# Canon 50d question



## piotrekhc (Aug 29, 2015)

Hi
I'm new into DSLR world and recently I've decided to buy my 1st camera of ebay used Canon Eos 50D, now here comes a question:

When I move body from horizontal to portrait position i can hear small tick noise in upper body like there is some kind of lose element( I can upload Video but is barley noticeable).
Is this something to worry about ?
Please help
Thanks


----------



## Valvebounce (Aug 30, 2015)

Hi piotrekhc. 
My guess on this would be the pop up flash mechanism or linkage, let the flash up and see if it is possible to see things move as you rotate the camera. Of course it could also be a loose componentor or a screw fallen out, without looking and listening it would be hard to tell. 

Cheers, Graham.


----------



## michi (Aug 30, 2015)

Many Canon cameras do this. It's a little ball inside the sensor which tells the camera if it is being held horizontal or vertical. Nothing to worry about! Your camera is fine.


----------



## Mt Spokane Photography (Aug 30, 2015)

Check to see if its the flash as another poster mentioned. Open the flash and then tilt the camera to see if it stops making the noise.

There are cases where screws come loose, and that's a concern, since a short could potentially ruin the camera. I'd suspect the flash linkage rattling though.


----------



## Valvebounce (Aug 30, 2015)

Hi piotrekhc. 
I have just had a listen to my 3 bodies, the noisiest bit of turning the camera was my bones creaking! ;D
The pop up flash mechanisms all made some slight noise, a multi stage noise consisting of 2 or 3 reasonably loud clicks, this goes when the flash is up. Then there was a much lighter single click, and I mean almost imperceptible in a very quiet room. Most likely the orientation sensor, I'm assuming all three bodies don't have the same loose screw! ;D
I hope this helps put your mind at ease that what you hear is normal. 

Cheers, Graham.


----------



## piotrekhc (Aug 30, 2015)

Thank you so much for all your reply. I can sleep better now as i think it is orientation sensor not a lose screw flying around inside. My 50d is in fantastic condition no scuff or scratch on it so is not like somebody dropped it in past. Only 16k shutter count.
Thank you once again for punting my mind at ease.
Thanks
Pete


----------
::::::
▶ **PROBLEM SET**:
1) In the Canon 50D thread, copy the text starting with "## piotrekhc (Aug 30, 2015)" and stopping after "mind at ease.".
2) In the Canon 50D thread, why does Valvebounce's second reply say the very light single click is most likely the orientation sensor?

Annotated region listings:
::::::
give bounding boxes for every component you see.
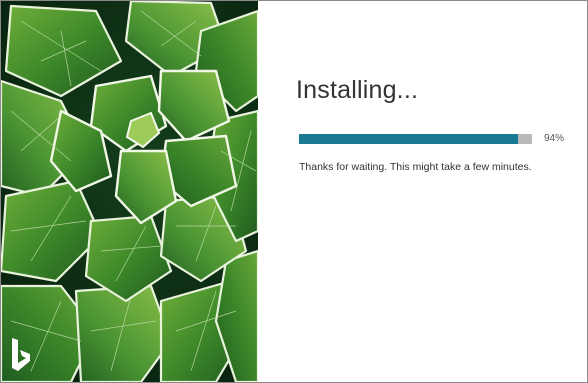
installer-window: Installing... 94% Thanks for waiting. Th… (0, 0, 588, 383)
install-content: Installing... 94% Thanks for waiting. Th… (258, 1, 587, 382)
page-title: Installing... (296, 76, 419, 104)
progress-percent: 94% (544, 133, 565, 144)
hero-image (1, 1, 258, 382)
bing-logo-icon (12, 338, 30, 371)
progress-bar (299, 134, 532, 144)
succulent-image (1, 1, 258, 382)
progress-bar-fill (299, 134, 519, 144)
status-message: Thanks for waiting. This might take a fe… (299, 161, 532, 173)
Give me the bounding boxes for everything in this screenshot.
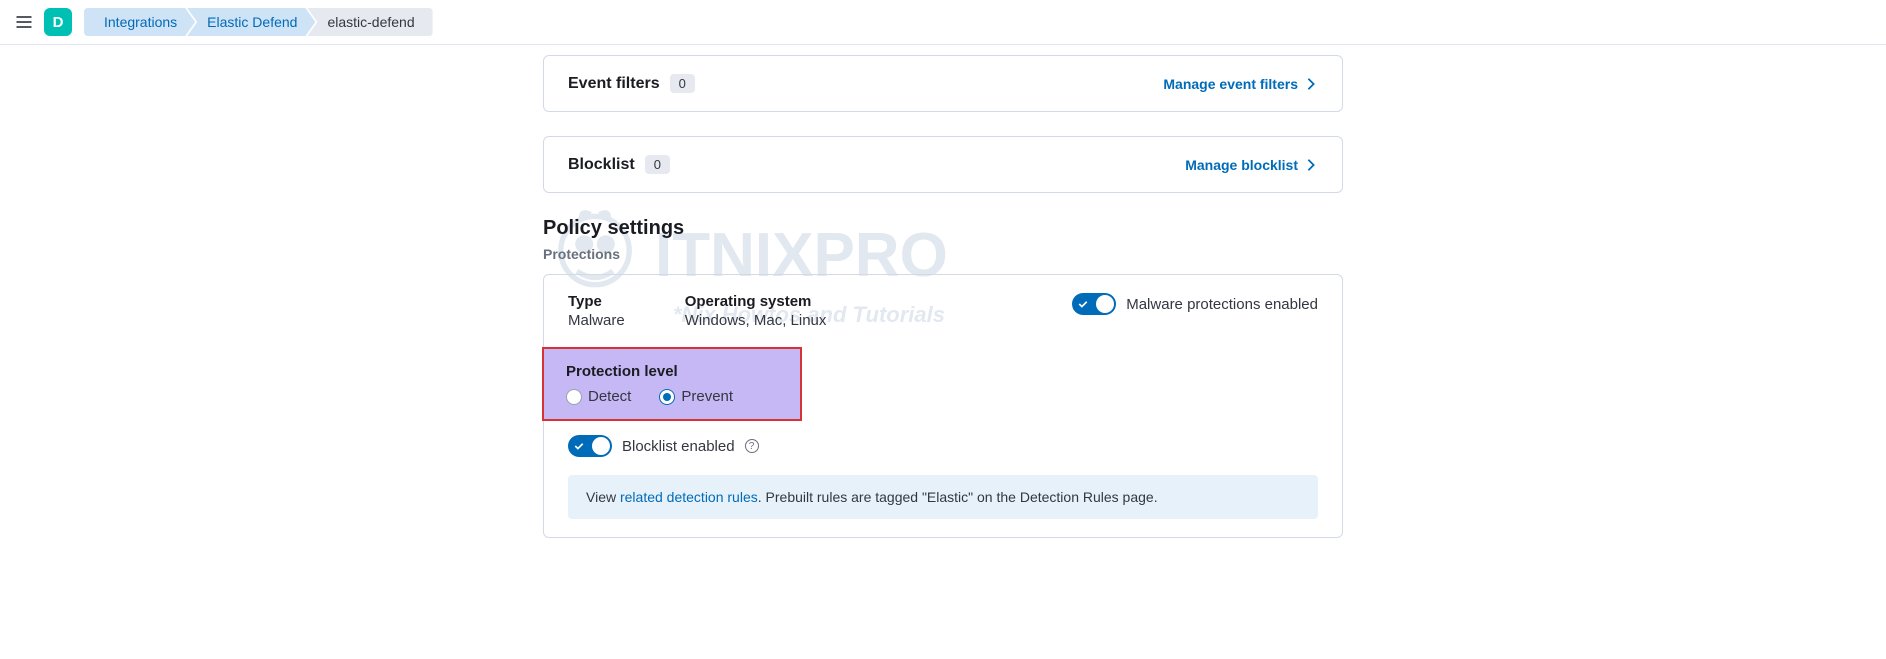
blocklist-title: Blocklist <box>568 156 635 174</box>
manage-event-filters-link[interactable]: Manage event filters <box>1163 76 1318 92</box>
hamburger-menu-icon[interactable] <box>12 10 36 34</box>
callout-prefix: View <box>586 489 620 505</box>
breadcrumb-elastic-defend[interactable]: Elastic Defend <box>187 8 315 36</box>
os-label: Operating system <box>685 293 827 310</box>
prevent-radio[interactable] <box>659 389 675 405</box>
policy-settings-heading: Policy settings <box>543 217 1343 240</box>
chevron-right-icon <box>1304 158 1318 172</box>
blocklist-toggle-label: Blocklist enabled <box>622 438 735 455</box>
prevent-radio-option[interactable]: Prevent <box>659 388 733 405</box>
event-filters-panel: Event filters 0 Manage event filters <box>543 55 1343 112</box>
protection-level-highlight: Protection level Detect Prevent <box>542 347 802 421</box>
malware-protections-toggle[interactable] <box>1072 293 1116 315</box>
type-row: Type Malware Operating system Windows, M… <box>544 275 1342 347</box>
chevron-right-icon <box>1304 77 1318 91</box>
top-header: D Integrations Elastic Defend elastic-de… <box>0 0 1886 45</box>
type-value: Malware <box>568 312 625 329</box>
main-content: Event filters 0 Manage event filters Blo… <box>543 45 1343 538</box>
breadcrumb-integrations[interactable]: Integrations <box>84 8 195 36</box>
blocklist-count: 0 <box>645 155 670 174</box>
blocklist-enabled-row: Blocklist enabled ? <box>544 421 1342 471</box>
check-icon <box>1077 298 1089 310</box>
blocklist-panel: Blocklist 0 Manage blocklist <box>543 136 1343 193</box>
breadcrumb: Integrations Elastic Defend elastic-defe… <box>80 8 433 36</box>
callout-suffix: . Prebuilt rules are tagged "Elastic" on… <box>758 489 1158 505</box>
event-filters-title: Event filters <box>568 75 660 93</box>
protections-subheading: Protections <box>543 246 1343 262</box>
space-selector[interactable]: D <box>44 8 72 36</box>
malware-toggle-label: Malware protections enabled <box>1126 296 1318 313</box>
manage-blocklist-label: Manage blocklist <box>1185 157 1298 173</box>
info-icon[interactable]: ? <box>745 439 759 453</box>
detect-label: Detect <box>588 388 631 405</box>
check-icon <box>573 440 585 452</box>
breadcrumb-current: elastic-defend <box>307 8 432 36</box>
type-label: Type <box>568 293 625 310</box>
protections-panel: Type Malware Operating system Windows, M… <box>543 274 1343 538</box>
related-detection-rules-link[interactable]: related detection rules <box>620 489 758 505</box>
event-filters-count: 0 <box>670 74 695 93</box>
detect-radio[interactable] <box>566 389 582 405</box>
manage-blocklist-link[interactable]: Manage blocklist <box>1185 157 1318 173</box>
blocklist-enabled-toggle[interactable] <box>568 435 612 457</box>
os-value: Windows, Mac, Linux <box>685 312 827 329</box>
protection-level-label: Protection level <box>566 363 778 380</box>
manage-event-filters-label: Manage event filters <box>1163 76 1298 92</box>
detection-rules-callout: View related detection rules. Prebuilt r… <box>568 475 1318 519</box>
detect-radio-option[interactable]: Detect <box>566 388 631 405</box>
prevent-label: Prevent <box>681 388 733 405</box>
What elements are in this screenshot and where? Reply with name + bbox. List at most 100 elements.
::::::
▶ **COMPLETED EXERCISE**:
1)
## piotrekhc (Aug 30, 2015)

Thank you so much for all your reply. I can sleep better now as i think it is orientation sensor not a lose screw flying around inside. My 50d is in fantastic condition no scuff or scratch on it so is not like somebody dropped it in past. Only 16k shutter count.
Thank you once again for punting my mind at ease.

2) Valvebounce heard the same faint single click on all three bodies. It would be unlikely for all three to share the same loose screw, so the orientation sensor is the more likely cause.